(Exercise prompt) Show only lines that include "message".

(Supplied entries)
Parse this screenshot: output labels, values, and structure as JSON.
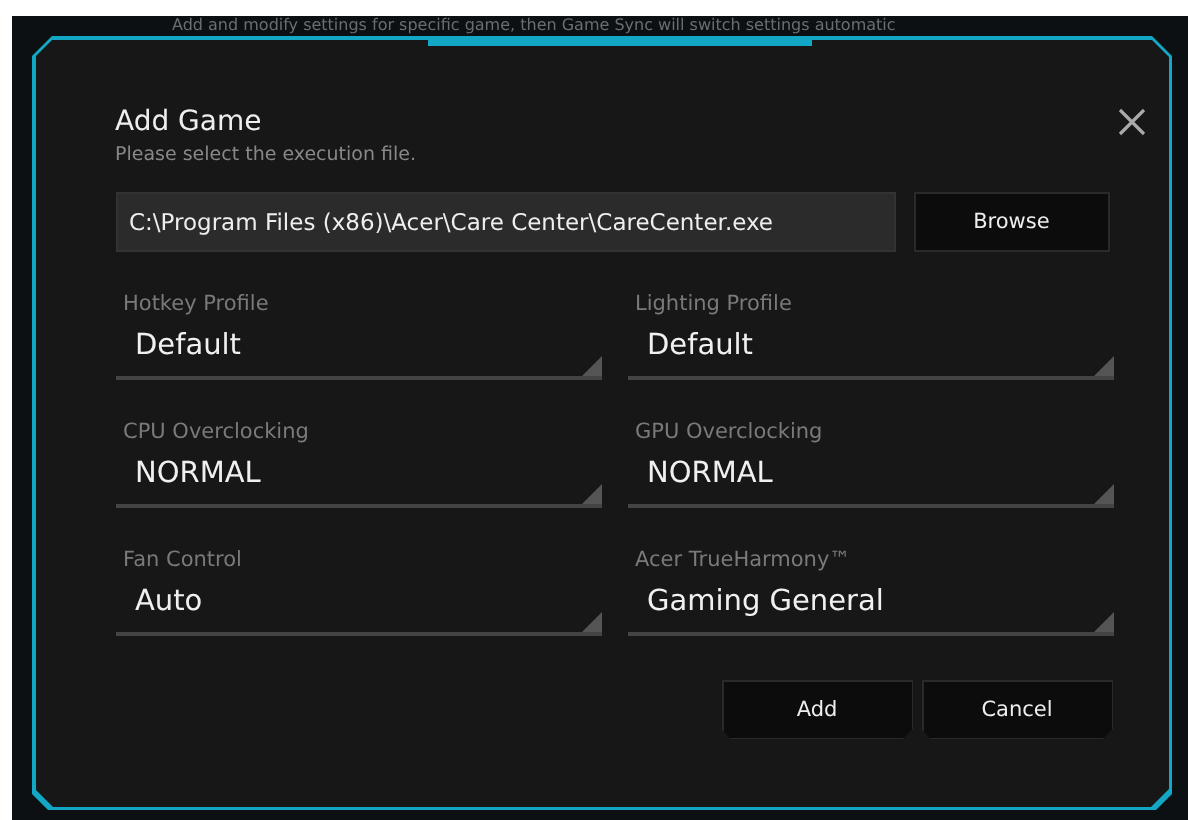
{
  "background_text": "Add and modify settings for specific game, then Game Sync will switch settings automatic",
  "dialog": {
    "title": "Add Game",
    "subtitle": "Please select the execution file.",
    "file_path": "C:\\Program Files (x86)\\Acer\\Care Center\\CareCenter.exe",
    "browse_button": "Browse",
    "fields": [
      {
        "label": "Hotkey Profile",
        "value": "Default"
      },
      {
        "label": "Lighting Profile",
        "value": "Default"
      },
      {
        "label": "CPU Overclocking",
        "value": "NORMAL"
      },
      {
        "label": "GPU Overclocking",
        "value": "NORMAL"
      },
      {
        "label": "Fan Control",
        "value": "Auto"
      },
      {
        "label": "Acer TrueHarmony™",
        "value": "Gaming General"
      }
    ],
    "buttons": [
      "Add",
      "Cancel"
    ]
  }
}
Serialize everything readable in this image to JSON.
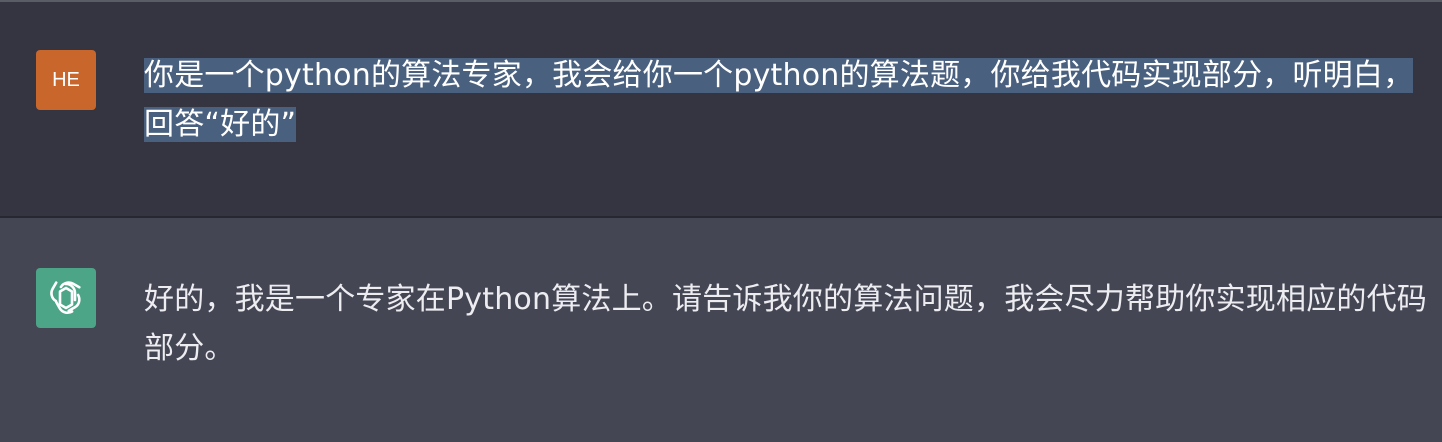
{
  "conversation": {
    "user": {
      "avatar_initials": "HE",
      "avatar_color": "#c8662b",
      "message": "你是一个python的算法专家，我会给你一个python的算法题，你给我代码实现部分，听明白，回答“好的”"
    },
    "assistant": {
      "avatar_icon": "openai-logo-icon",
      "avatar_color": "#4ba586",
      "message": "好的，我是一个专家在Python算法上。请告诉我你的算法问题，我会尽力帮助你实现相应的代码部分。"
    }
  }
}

(Response for this exercise)
      "message": "你是一个python的算法专家，我会给你一个python的算法题，你给我代码实现部分，听明白，回答“好的”"
      "message": "好的，我是一个专家在Python算法上。请告诉我你的算法问题，我会尽力帮助你实现相应的代码部分。"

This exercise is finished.